Source material =
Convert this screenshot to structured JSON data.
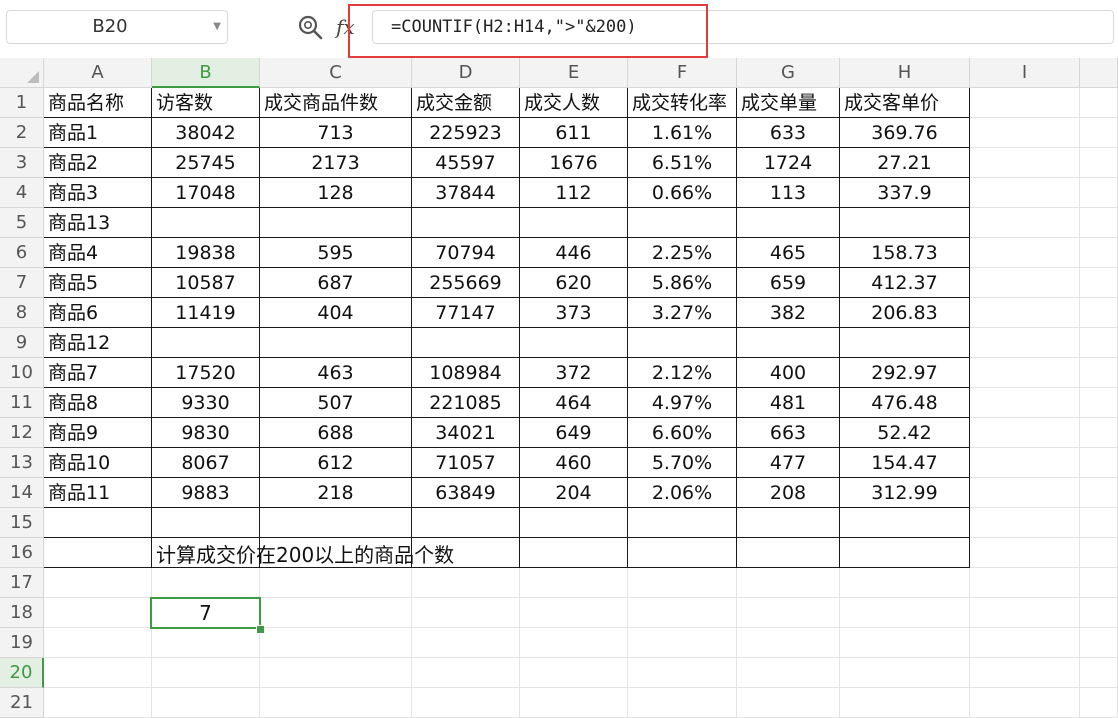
{
  "formula_bar": {
    "name_box": "B20",
    "formula": "=COUNTIF(H2:H14,\">\"&200)",
    "zoom_icon": "zoom-search-icon",
    "fx_icon_label": "fx"
  },
  "sheet": {
    "columns": [
      "A",
      "B",
      "C",
      "D",
      "E",
      "F",
      "G",
      "H",
      "I"
    ],
    "rows": [
      "1",
      "2",
      "3",
      "4",
      "5",
      "6",
      "7",
      "8",
      "9",
      "10",
      "11",
      "12",
      "13",
      "14",
      "15",
      "16",
      "17",
      "18",
      "19",
      "20",
      "21"
    ],
    "selected_column": "B",
    "selected_row": "20",
    "table": {
      "headers": [
        "商品名称",
        "访客数",
        "成交商品件数",
        "成交金额",
        "成交人数",
        "成交转化率",
        "成交单量",
        "成交客单价"
      ],
      "rows": [
        [
          "商品1",
          "38042",
          "713",
          "225923",
          "611",
          "1.61%",
          "633",
          "369.76"
        ],
        [
          "商品2",
          "25745",
          "2173",
          "45597",
          "1676",
          "6.51%",
          "1724",
          "27.21"
        ],
        [
          "商品3",
          "17048",
          "128",
          "37844",
          "112",
          "0.66%",
          "113",
          "337.9"
        ],
        [
          "商品13",
          "",
          "",
          "",
          "",
          "",
          "",
          ""
        ],
        [
          "商品4",
          "19838",
          "595",
          "70794",
          "446",
          "2.25%",
          "465",
          "158.73"
        ],
        [
          "商品5",
          "10587",
          "687",
          "255669",
          "620",
          "5.86%",
          "659",
          "412.37"
        ],
        [
          "商品6",
          "11419",
          "404",
          "77147",
          "373",
          "3.27%",
          "382",
          "206.83"
        ],
        [
          "商品12",
          "",
          "",
          "",
          "",
          "",
          "",
          ""
        ],
        [
          "商品7",
          "17520",
          "463",
          "108984",
          "372",
          "2.12%",
          "400",
          "292.97"
        ],
        [
          "商品8",
          "9330",
          "507",
          "221085",
          "464",
          "4.97%",
          "481",
          "476.48"
        ],
        [
          "商品9",
          "9830",
          "688",
          "34021",
          "649",
          "6.60%",
          "663",
          "52.42"
        ],
        [
          "商品10",
          "8067",
          "612",
          "71057",
          "460",
          "5.70%",
          "477",
          "154.47"
        ],
        [
          "商品11",
          "9883",
          "218",
          "63849",
          "204",
          "2.06%",
          "208",
          "312.99"
        ],
        [
          "",
          "",
          "",
          "",
          "",
          "",
          "",
          ""
        ],
        [
          "",
          "",
          "",
          "",
          "",
          "",
          "",
          ""
        ]
      ]
    },
    "note": "计算成交价在200以上的商品个数",
    "result": "7"
  },
  "colors": {
    "selection_green": "#3f9a44",
    "highlight_red": "#e23b3b"
  }
}
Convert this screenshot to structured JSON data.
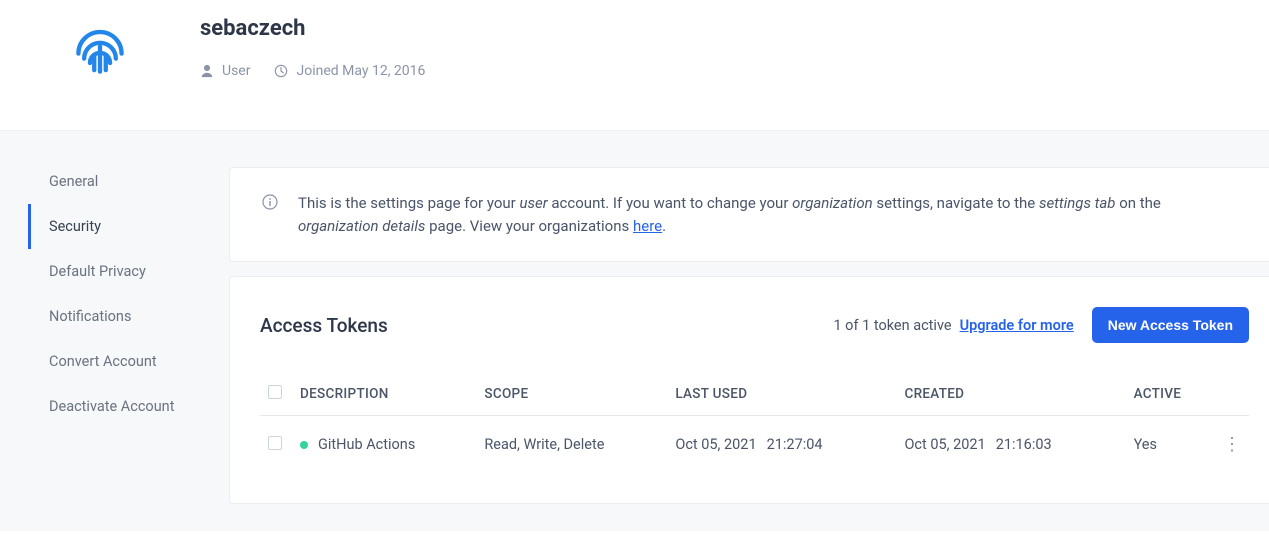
{
  "profile": {
    "username": "sebaczech",
    "role_label": "User",
    "joined_label": "Joined May 12, 2016"
  },
  "sidebar": {
    "items": [
      {
        "label": "General",
        "active": false
      },
      {
        "label": "Security",
        "active": true
      },
      {
        "label": "Default Privacy",
        "active": false
      },
      {
        "label": "Notifications",
        "active": false
      },
      {
        "label": "Convert Account",
        "active": false
      },
      {
        "label": "Deactivate Account",
        "active": false
      }
    ]
  },
  "info_banner": {
    "text_1": "This is the settings page for your ",
    "em_1": "user",
    "text_2": " account. If you want to change your ",
    "em_2": "organization",
    "text_3": " settings, navigate to the ",
    "em_3": "settings tab",
    "text_4": " on the ",
    "em_4": "organization details",
    "text_5": " page. View your organizations ",
    "link_text": "here",
    "text_6": "."
  },
  "tokens": {
    "title": "Access Tokens",
    "count_text": "1 of 1 token active",
    "upgrade_text": "Upgrade for more",
    "new_button": "New Access Token",
    "columns": {
      "description": "DESCRIPTION",
      "scope": "SCOPE",
      "last_used": "LAST USED",
      "created": "CREATED",
      "active": "ACTIVE"
    },
    "rows": [
      {
        "description": "GitHub Actions",
        "scope": "Read, Write, Delete",
        "last_used_date": "Oct 05, 2021",
        "last_used_time": "21:27:04",
        "created_date": "Oct 05, 2021",
        "created_time": "21:16:03",
        "active": "Yes",
        "status_color": "#34d399"
      }
    ]
  }
}
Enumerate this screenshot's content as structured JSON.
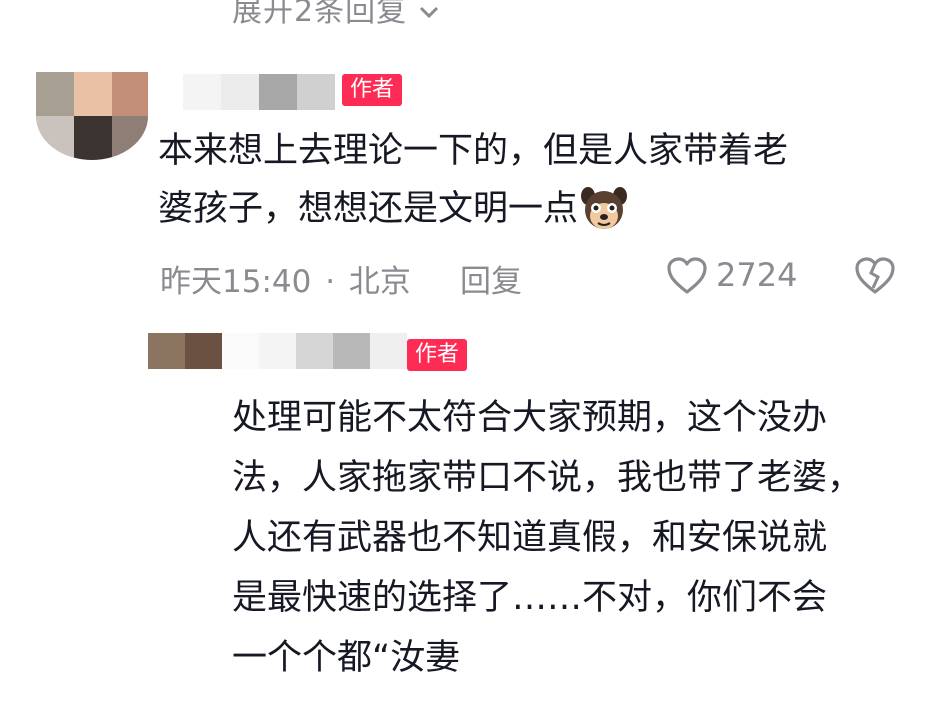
{
  "expand_replies": {
    "label": "展开2条回复"
  },
  "comment": {
    "author_badge": "作者",
    "text_lines": [
      "本来想上去理论一下的，但是人家带着老",
      "婆孩子，想想还是文明一点"
    ],
    "emoji_icon": "dog-face-sticker-icon",
    "time": "昨天15:40",
    "separator": "·",
    "location": "北京",
    "reply_label": "回复",
    "like_count": "2724",
    "icons": {
      "like": "heart-outline-icon",
      "dislike": "broken-heart-icon",
      "expand": "chevron-down-icon"
    }
  },
  "reply": {
    "author_badge": "作者",
    "text_lines": [
      "处理可能不太符合大家预期，这个没办",
      "法，人家拖家带口不说，我也带了老婆，",
      "人还有武器也不知道真假，和安保说就",
      "是最快速的选择了……不对，你们不会",
      "一个个都“汝妻"
    ]
  },
  "colors": {
    "text": "#161823",
    "meta": "#8a8b91",
    "badge": "#fe2c55"
  }
}
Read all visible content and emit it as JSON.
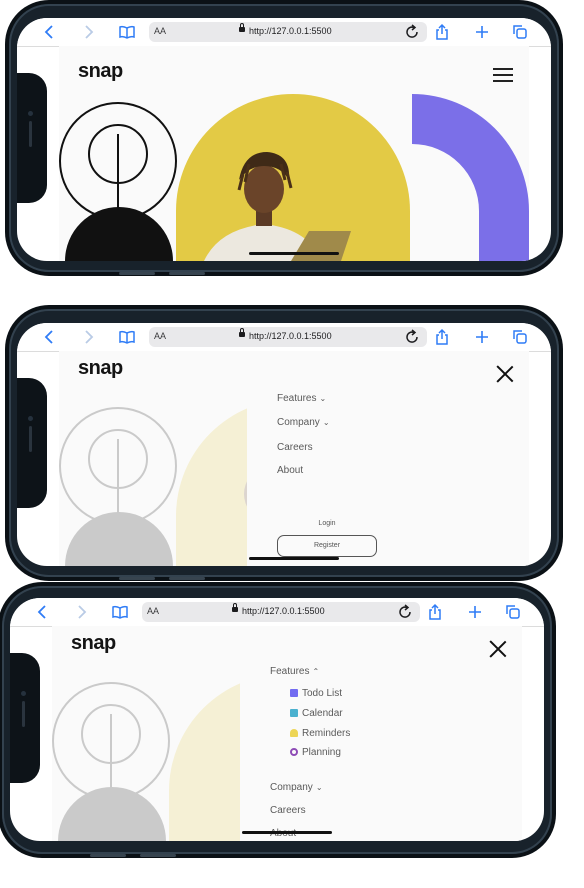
{
  "browser": {
    "aa_label": "AA",
    "url": "http://127.0.0.1:5500"
  },
  "brand": {
    "logo": "snap"
  },
  "colors": {
    "accent_purple": "#7b6fe8",
    "hero_yellow": "#e3ca45",
    "ios_blue": "#2f7cf6",
    "todo": "#726cf1",
    "calendar": "#4bb1cf",
    "reminders": "#edd556",
    "planning": "#8e4cb6"
  },
  "menu": {
    "features": "Features",
    "company": "Company",
    "careers": "Careers",
    "about": "About",
    "login": "Login",
    "register": "Register",
    "features_sub": [
      {
        "label": "Todo List",
        "icon": "todo-icon"
      },
      {
        "label": "Calendar",
        "icon": "calendar-icon"
      },
      {
        "label": "Reminders",
        "icon": "bell-icon"
      },
      {
        "label": "Planning",
        "icon": "planning-icon"
      }
    ]
  }
}
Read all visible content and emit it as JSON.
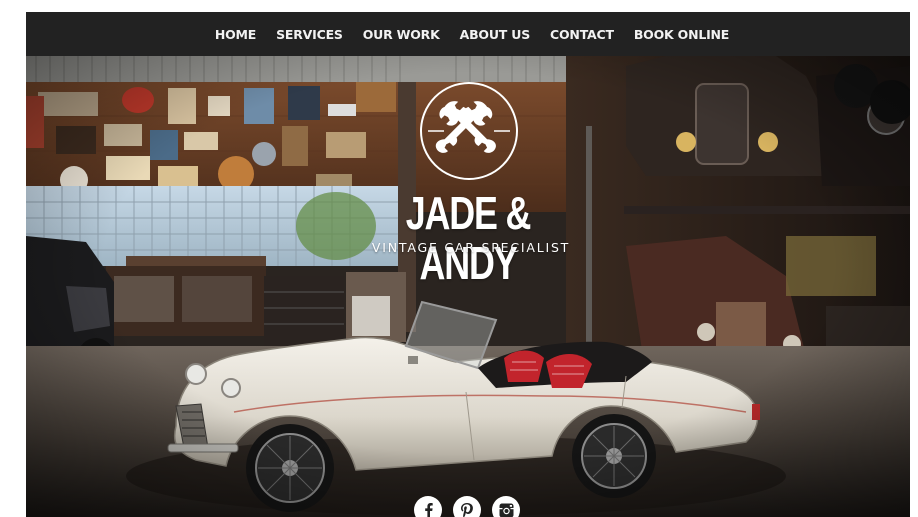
{
  "nav": {
    "items": [
      {
        "label": "HOME"
      },
      {
        "label": "SERVICES"
      },
      {
        "label": "OUR WORK"
      },
      {
        "label": "ABOUT US"
      },
      {
        "label": "CONTACT"
      },
      {
        "label": "BOOK ONLINE"
      }
    ]
  },
  "brand": {
    "title": "JADE & ANDY",
    "tagline": "VINTAGE CAR SPECIALIST",
    "emblem_icon": "crossed-wrenches-icon"
  },
  "social": [
    {
      "icon": "facebook-icon",
      "glyph": "f"
    },
    {
      "icon": "pinterest-icon",
      "glyph": "p"
    },
    {
      "icon": "instagram-icon",
      "glyph": "instagram"
    }
  ],
  "colors": {
    "nav_bg": "#222222",
    "nav_text": "#f2f2f2",
    "brand_text": "#ffffff"
  }
}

Exercise goal = Every record gets retyped exactly; no picture goes into the copy.

Solution to this exercise =
Convert this screenshot to structured JSON data.
{
  "formula_bar": {
    "name_box": "B20",
    "formula": "=COUNTIF(H2:H14,\">\"&200)",
    "zoom_icon": "zoom-search-icon",
    "fx_icon_label": "fx"
  },
  "sheet": {
    "columns": [
      "A",
      "B",
      "C",
      "D",
      "E",
      "F",
      "G",
      "H",
      "I"
    ],
    "rows": [
      "1",
      "2",
      "3",
      "4",
      "5",
      "6",
      "7",
      "8",
      "9",
      "10",
      "11",
      "12",
      "13",
      "14",
      "15",
      "16",
      "17",
      "18",
      "19",
      "20",
      "21"
    ],
    "selected_column": "B",
    "selected_row": "20",
    "table": {
      "headers": [
        "商品名称",
        "访客数",
        "成交商品件数",
        "成交金额",
        "成交人数",
        "成交转化率",
        "成交单量",
        "成交客单价"
      ],
      "rows": [
        [
          "商品1",
          "38042",
          "713",
          "225923",
          "611",
          "1.61%",
          "633",
          "369.76"
        ],
        [
          "商品2",
          "25745",
          "2173",
          "45597",
          "1676",
          "6.51%",
          "1724",
          "27.21"
        ],
        [
          "商品3",
          "17048",
          "128",
          "37844",
          "112",
          "0.66%",
          "113",
          "337.9"
        ],
        [
          "商品13",
          "",
          "",
          "",
          "",
          "",
          "",
          ""
        ],
        [
          "商品4",
          "19838",
          "595",
          "70794",
          "446",
          "2.25%",
          "465",
          "158.73"
        ],
        [
          "商品5",
          "10587",
          "687",
          "255669",
          "620",
          "5.86%",
          "659",
          "412.37"
        ],
        [
          "商品6",
          "11419",
          "404",
          "77147",
          "373",
          "3.27%",
          "382",
          "206.83"
        ],
        [
          "商品12",
          "",
          "",
          "",
          "",
          "",
          "",
          ""
        ],
        [
          "商品7",
          "17520",
          "463",
          "108984",
          "372",
          "2.12%",
          "400",
          "292.97"
        ],
        [
          "商品8",
          "9330",
          "507",
          "221085",
          "464",
          "4.97%",
          "481",
          "476.48"
        ],
        [
          "商品9",
          "9830",
          "688",
          "34021",
          "649",
          "6.60%",
          "663",
          "52.42"
        ],
        [
          "商品10",
          "8067",
          "612",
          "71057",
          "460",
          "5.70%",
          "477",
          "154.47"
        ],
        [
          "商品11",
          "9883",
          "218",
          "63849",
          "204",
          "2.06%",
          "208",
          "312.99"
        ],
        [
          "",
          "",
          "",
          "",
          "",
          "",
          "",
          ""
        ],
        [
          "",
          "",
          "",
          "",
          "",
          "",
          "",
          ""
        ]
      ]
    },
    "note": "计算成交价在200以上的商品个数",
    "result": "7"
  },
  "colors": {
    "selection_green": "#3f9a44",
    "highlight_red": "#e23b3b"
  }
}
Convert this screenshot to structured JSON data.
{
  "profile": {
    "username": "sebaczech",
    "role_label": "User",
    "joined_label": "Joined May 12, 2016"
  },
  "sidebar": {
    "items": [
      {
        "label": "General",
        "active": false
      },
      {
        "label": "Security",
        "active": true
      },
      {
        "label": "Default Privacy",
        "active": false
      },
      {
        "label": "Notifications",
        "active": false
      },
      {
        "label": "Convert Account",
        "active": false
      },
      {
        "label": "Deactivate Account",
        "active": false
      }
    ]
  },
  "info_banner": {
    "text_1": "This is the settings page for your ",
    "em_1": "user",
    "text_2": " account. If you want to change your ",
    "em_2": "organization",
    "text_3": " settings, navigate to the ",
    "em_3": "settings tab",
    "text_4": " on the ",
    "em_4": "organization details",
    "text_5": " page. View your organizations ",
    "link_text": "here",
    "text_6": "."
  },
  "tokens": {
    "title": "Access Tokens",
    "count_text": "1 of 1 token active",
    "upgrade_text": "Upgrade for more",
    "new_button": "New Access Token",
    "columns": {
      "description": "DESCRIPTION",
      "scope": "SCOPE",
      "last_used": "LAST USED",
      "created": "CREATED",
      "active": "ACTIVE"
    },
    "rows": [
      {
        "description": "GitHub Actions",
        "scope": "Read, Write, Delete",
        "last_used_date": "Oct 05, 2021",
        "last_used_time": "21:27:04",
        "created_date": "Oct 05, 2021",
        "created_time": "21:16:03",
        "active": "Yes",
        "status_color": "#34d399"
      }
    ]
  }
}
Enumerate this screenshot's content as structured JSON.
{
  "expand_replies": {
    "label": "展开2条回复"
  },
  "comment": {
    "author_badge": "作者",
    "text_lines": [
      "本来想上去理论一下的，但是人家带着老",
      "婆孩子，想想还是文明一点"
    ],
    "emoji_icon": "dog-face-sticker-icon",
    "time": "昨天15:40",
    "separator": "·",
    "location": "北京",
    "reply_label": "回复",
    "like_count": "2724",
    "icons": {
      "like": "heart-outline-icon",
      "dislike": "broken-heart-icon",
      "expand": "chevron-down-icon"
    }
  },
  "reply": {
    "author_badge": "作者",
    "text_lines": [
      "处理可能不太符合大家预期，这个没办",
      "法，人家拖家带口不说，我也带了老婆，",
      "人还有武器也不知道真假，和安保说就",
      "是最快速的选择了……不对，你们不会",
      "一个个都“汝妻"
    ]
  },
  "colors": {
    "text": "#161823",
    "meta": "#8a8b91",
    "badge": "#fe2c55"
  }
}
Read all visible content and emit it as JSON.
{
  "browser": {
    "aa_label": "AA",
    "url": "http://127.0.0.1:5500"
  },
  "brand": {
    "logo": "snap"
  },
  "colors": {
    "accent_purple": "#7b6fe8",
    "hero_yellow": "#e3ca45",
    "ios_blue": "#2f7cf6",
    "todo": "#726cf1",
    "calendar": "#4bb1cf",
    "reminders": "#edd556",
    "planning": "#8e4cb6"
  },
  "menu": {
    "features": "Features",
    "company": "Company",
    "careers": "Careers",
    "about": "About",
    "login": "Login",
    "register": "Register",
    "features_sub": [
      {
        "label": "Todo List",
        "icon": "todo-icon"
      },
      {
        "label": "Calendar",
        "icon": "calendar-icon"
      },
      {
        "label": "Reminders",
        "icon": "bell-icon"
      },
      {
        "label": "Planning",
        "icon": "planning-icon"
      }
    ]
  }
}
Read all visible content and emit it as JSON.
{
  "nav": {
    "items": [
      {
        "label": "HOME"
      },
      {
        "label": "SERVICES"
      },
      {
        "label": "OUR WORK"
      },
      {
        "label": "ABOUT US"
      },
      {
        "label": "CONTACT"
      },
      {
        "label": "BOOK ONLINE"
      }
    ]
  },
  "brand": {
    "title": "JADE & ANDY",
    "tagline": "VINTAGE CAR SPECIALIST",
    "emblem_icon": "crossed-wrenches-icon"
  },
  "social": [
    {
      "icon": "facebook-icon",
      "glyph": "f"
    },
    {
      "icon": "pinterest-icon",
      "glyph": "p"
    },
    {
      "icon": "instagram-icon",
      "glyph": "instagram"
    }
  ],
  "colors": {
    "nav_bg": "#222222",
    "nav_text": "#f2f2f2",
    "brand_text": "#ffffff"
  }
}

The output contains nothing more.